__Supplied information__.
>>>>>

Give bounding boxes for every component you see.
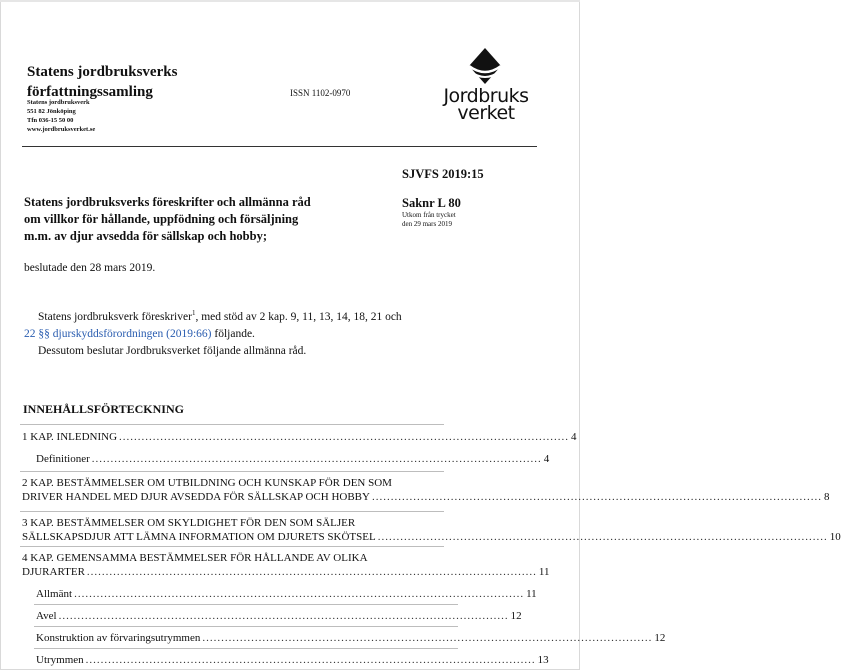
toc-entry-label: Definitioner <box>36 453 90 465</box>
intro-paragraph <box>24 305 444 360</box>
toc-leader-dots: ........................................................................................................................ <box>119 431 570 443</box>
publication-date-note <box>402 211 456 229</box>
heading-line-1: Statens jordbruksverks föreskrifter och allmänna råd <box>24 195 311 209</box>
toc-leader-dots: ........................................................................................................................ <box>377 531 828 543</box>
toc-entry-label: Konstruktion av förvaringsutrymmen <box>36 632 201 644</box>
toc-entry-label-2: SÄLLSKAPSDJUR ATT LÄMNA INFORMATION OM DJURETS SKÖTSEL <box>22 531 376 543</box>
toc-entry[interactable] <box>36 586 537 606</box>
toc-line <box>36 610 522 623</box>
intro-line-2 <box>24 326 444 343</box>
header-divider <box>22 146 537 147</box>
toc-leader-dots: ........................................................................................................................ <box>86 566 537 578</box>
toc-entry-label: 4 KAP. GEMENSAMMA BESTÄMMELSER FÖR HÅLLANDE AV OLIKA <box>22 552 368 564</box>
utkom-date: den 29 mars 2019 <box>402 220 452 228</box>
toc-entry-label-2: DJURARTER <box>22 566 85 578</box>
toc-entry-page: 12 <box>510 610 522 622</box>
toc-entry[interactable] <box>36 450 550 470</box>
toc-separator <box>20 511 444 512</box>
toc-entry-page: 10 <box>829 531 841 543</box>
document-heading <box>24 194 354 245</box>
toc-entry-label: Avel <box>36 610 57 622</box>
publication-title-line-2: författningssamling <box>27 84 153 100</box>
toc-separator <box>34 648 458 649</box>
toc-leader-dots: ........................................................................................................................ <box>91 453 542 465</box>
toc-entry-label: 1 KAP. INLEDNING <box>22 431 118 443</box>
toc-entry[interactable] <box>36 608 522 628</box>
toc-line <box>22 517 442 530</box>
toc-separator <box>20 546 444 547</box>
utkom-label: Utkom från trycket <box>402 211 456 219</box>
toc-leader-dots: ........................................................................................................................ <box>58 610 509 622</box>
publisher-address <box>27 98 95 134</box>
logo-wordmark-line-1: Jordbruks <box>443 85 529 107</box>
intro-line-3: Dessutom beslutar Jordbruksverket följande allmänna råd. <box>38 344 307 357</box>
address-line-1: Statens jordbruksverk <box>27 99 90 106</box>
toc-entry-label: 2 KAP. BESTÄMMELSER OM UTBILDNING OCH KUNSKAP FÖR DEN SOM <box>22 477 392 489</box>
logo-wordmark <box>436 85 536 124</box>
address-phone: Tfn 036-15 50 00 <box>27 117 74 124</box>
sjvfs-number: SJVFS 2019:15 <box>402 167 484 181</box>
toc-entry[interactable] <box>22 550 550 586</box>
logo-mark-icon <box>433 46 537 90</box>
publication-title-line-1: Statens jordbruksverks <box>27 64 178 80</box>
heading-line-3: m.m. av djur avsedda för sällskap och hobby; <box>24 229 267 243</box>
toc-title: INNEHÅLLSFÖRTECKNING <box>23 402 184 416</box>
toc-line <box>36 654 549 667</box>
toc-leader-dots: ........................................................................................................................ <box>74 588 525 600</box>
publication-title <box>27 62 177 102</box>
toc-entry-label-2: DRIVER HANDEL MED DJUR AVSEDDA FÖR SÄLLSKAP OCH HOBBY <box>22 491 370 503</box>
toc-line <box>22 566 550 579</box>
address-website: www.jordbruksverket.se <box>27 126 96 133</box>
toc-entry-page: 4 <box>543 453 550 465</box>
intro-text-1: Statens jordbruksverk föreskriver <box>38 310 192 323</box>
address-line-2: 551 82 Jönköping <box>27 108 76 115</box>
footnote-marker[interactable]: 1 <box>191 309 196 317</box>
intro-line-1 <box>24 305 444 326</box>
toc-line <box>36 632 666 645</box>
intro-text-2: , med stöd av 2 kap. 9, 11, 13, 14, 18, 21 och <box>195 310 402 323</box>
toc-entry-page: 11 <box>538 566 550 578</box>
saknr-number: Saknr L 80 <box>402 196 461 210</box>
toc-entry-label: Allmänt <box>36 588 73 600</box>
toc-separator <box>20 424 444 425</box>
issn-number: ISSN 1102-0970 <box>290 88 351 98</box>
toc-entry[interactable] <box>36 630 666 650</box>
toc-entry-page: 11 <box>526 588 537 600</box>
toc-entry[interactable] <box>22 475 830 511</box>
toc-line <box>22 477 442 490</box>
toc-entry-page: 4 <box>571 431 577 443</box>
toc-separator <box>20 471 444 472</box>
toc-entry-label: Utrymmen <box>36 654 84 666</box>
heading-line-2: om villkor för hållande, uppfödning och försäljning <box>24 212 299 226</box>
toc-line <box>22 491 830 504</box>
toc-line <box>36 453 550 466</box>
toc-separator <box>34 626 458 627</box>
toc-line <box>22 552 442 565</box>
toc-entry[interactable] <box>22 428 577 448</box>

<<<<<

Please return each line from the records above that contains the string "Statens".

heading-line-1: Statens jordbruksverks föreskrifter och allmänna råd <box>24 195 311 209</box>
address-line-1: Statens jordbruksverk <box>27 99 90 106</box>
publication-title-line-1: Statens jordbruksverks <box>27 64 178 80</box>
intro-text-1: Statens jordbruksverk föreskriver <box>38 310 192 323</box>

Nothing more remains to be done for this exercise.